— begin —

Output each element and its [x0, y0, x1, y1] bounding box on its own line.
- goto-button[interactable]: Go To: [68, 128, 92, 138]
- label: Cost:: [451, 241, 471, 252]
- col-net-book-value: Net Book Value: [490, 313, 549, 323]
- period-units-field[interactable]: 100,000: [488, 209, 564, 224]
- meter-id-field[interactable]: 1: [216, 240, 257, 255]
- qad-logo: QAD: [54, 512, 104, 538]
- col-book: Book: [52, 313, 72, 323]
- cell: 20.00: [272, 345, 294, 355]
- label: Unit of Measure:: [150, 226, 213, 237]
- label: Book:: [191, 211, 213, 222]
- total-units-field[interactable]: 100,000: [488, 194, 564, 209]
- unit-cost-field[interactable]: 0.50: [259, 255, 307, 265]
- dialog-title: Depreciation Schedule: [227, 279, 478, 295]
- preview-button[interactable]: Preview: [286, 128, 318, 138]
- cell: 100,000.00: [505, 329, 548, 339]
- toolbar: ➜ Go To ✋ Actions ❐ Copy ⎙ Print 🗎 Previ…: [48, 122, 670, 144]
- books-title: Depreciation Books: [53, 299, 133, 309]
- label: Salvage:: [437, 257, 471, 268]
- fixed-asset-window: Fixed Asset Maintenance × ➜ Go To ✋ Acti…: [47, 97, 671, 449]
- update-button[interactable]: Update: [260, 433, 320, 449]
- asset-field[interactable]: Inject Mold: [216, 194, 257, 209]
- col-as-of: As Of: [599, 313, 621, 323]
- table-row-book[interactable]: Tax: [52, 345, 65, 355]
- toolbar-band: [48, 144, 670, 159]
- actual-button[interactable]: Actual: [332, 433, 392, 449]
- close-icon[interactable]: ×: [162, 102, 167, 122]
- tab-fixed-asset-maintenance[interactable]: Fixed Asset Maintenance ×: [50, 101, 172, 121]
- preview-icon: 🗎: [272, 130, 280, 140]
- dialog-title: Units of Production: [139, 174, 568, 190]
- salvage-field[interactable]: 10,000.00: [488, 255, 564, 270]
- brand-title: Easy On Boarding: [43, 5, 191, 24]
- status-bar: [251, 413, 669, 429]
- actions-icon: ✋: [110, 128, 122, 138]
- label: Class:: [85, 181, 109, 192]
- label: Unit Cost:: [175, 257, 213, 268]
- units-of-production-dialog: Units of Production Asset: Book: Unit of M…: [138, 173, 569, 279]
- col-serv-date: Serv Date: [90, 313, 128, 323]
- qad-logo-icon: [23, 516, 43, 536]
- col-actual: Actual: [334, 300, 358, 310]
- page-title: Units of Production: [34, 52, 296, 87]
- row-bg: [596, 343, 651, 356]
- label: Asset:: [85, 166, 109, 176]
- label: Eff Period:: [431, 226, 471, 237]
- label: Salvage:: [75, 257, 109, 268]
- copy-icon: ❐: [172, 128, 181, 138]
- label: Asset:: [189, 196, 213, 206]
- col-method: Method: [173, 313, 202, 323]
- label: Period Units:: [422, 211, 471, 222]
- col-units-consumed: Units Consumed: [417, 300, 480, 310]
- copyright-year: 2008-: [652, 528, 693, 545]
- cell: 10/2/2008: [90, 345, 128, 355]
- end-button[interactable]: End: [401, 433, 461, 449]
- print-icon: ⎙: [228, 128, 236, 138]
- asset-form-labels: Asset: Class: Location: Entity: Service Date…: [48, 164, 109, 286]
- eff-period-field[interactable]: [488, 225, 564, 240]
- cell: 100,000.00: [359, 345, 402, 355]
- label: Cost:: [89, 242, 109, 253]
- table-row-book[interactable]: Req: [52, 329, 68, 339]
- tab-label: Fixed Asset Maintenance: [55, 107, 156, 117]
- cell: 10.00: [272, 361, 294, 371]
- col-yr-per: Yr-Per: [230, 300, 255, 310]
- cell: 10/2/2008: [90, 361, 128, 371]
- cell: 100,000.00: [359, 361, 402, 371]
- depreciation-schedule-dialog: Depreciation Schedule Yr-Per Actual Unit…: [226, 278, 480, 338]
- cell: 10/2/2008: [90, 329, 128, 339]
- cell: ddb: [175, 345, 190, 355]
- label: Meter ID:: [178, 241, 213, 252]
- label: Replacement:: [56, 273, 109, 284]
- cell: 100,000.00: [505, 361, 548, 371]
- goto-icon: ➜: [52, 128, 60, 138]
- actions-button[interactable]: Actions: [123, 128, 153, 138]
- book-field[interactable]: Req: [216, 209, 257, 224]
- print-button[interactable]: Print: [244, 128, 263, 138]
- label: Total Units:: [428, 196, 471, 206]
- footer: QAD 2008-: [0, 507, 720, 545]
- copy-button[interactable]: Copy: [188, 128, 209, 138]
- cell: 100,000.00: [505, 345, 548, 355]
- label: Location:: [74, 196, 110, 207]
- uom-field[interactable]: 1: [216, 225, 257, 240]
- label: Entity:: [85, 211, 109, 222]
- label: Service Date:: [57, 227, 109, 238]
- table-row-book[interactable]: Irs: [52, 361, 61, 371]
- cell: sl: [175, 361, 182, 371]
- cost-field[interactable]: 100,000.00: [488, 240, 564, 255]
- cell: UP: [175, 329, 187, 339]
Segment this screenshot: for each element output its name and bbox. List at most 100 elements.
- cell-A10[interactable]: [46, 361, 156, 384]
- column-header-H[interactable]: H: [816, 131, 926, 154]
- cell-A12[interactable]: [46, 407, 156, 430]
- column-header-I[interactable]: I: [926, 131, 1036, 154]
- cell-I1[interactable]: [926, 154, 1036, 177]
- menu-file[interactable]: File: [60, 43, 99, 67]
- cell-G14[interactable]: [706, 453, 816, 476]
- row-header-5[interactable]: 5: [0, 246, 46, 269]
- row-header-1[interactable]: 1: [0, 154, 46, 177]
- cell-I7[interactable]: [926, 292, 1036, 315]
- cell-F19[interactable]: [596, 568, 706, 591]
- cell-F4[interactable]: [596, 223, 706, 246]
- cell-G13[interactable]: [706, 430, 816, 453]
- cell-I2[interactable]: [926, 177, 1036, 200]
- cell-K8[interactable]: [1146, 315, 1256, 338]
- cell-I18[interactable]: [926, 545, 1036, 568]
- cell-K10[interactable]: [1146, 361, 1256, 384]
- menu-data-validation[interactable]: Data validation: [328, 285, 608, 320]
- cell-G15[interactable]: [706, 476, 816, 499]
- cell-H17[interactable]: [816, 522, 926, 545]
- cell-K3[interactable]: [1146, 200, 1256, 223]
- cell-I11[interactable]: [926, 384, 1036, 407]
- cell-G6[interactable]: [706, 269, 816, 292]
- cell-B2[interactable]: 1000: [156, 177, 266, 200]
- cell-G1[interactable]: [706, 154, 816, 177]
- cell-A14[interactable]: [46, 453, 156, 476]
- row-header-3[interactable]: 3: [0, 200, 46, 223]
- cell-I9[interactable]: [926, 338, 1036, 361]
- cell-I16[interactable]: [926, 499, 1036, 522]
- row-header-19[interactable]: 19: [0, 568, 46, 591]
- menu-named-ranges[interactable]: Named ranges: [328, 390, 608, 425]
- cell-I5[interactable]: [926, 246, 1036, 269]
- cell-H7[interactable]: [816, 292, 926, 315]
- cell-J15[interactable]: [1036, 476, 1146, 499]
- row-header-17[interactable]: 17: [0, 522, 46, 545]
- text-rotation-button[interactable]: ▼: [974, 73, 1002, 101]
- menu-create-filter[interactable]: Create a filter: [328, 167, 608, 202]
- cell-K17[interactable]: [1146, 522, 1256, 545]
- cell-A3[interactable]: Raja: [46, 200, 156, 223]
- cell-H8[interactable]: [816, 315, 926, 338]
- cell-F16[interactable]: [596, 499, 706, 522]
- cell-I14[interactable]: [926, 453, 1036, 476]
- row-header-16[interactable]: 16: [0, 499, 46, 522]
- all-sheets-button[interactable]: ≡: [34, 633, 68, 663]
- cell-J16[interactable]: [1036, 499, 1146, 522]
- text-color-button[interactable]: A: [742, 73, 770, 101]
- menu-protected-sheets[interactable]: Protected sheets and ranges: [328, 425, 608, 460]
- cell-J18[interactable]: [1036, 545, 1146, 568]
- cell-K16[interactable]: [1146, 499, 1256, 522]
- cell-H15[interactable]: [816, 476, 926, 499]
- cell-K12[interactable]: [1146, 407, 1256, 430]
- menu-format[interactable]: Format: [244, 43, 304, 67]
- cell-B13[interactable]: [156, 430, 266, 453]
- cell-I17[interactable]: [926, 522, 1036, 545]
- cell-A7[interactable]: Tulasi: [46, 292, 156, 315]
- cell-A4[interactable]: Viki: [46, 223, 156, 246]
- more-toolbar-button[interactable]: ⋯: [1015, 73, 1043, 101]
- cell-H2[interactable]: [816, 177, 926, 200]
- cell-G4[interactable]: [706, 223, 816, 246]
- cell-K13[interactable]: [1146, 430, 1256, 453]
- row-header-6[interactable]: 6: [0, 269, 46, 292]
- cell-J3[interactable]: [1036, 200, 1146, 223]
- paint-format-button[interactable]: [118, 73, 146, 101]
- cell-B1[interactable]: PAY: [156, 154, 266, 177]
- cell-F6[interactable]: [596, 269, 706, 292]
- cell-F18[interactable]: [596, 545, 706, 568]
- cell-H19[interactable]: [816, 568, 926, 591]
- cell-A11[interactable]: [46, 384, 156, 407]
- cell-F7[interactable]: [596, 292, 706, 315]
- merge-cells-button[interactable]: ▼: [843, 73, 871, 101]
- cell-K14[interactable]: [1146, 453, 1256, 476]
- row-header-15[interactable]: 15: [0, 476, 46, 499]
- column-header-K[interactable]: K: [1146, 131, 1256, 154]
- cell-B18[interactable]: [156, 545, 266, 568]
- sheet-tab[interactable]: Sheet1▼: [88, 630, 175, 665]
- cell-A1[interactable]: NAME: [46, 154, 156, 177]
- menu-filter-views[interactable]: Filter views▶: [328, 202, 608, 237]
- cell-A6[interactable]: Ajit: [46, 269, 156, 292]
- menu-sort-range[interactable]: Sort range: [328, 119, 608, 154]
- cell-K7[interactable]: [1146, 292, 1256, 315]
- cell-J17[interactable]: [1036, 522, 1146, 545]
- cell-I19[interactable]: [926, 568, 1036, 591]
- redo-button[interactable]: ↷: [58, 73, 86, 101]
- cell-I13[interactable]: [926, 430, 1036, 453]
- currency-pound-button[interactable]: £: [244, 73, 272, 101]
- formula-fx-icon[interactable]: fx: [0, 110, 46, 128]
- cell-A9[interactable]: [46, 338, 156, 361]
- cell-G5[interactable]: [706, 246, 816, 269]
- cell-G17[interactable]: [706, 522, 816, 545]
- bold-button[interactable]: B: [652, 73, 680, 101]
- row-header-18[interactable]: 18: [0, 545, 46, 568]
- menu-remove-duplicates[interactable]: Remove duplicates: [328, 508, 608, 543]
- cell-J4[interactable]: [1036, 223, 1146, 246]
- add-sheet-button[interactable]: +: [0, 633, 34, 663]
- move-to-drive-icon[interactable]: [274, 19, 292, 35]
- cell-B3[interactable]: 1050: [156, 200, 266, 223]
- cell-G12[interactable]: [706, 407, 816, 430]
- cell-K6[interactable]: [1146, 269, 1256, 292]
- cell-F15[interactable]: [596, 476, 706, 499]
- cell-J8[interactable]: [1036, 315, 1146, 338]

— end —

DIRECTION
Rewrite the stretch from the start of the entries through the line containing "- preview-button[interactable]: Preview: [286, 128, 318, 138]" as a numbered list, leaving out any blank lines.

WRITTEN SOLUTION
1. Output each element and its [x0, y0, x1, y1] bounding box on its own line.
2. - goto-button[interactable]: Go To: [68, 128, 92, 138]
3. - label: Cost:: [451, 241, 471, 252]
4. - col-net-book-value: Net Book Value: [490, 313, 549, 323]
5. - period-units-field[interactable]: 100,000: [488, 209, 564, 224]
6. - meter-id-field[interactable]: 1: [216, 240, 257, 255]
7. - qad-logo: QAD: [54, 512, 104, 538]
8. - col-book: Book: [52, 313, 72, 323]
9. - cell: 20.00: [272, 345, 294, 355]
10. - label: Unit of Measure:: [150, 226, 213, 237]
11. - label: Book:: [191, 211, 213, 222]
12. - total-units-field[interactable]: 100,000: [488, 194, 564, 209]
13. - unit-cost-field[interactable]: 0.50: [259, 255, 307, 265]
14. - dialog-title: Depreciation Schedule: [227, 279, 478, 295]
15. - preview-button[interactable]: Preview: [286, 128, 318, 138]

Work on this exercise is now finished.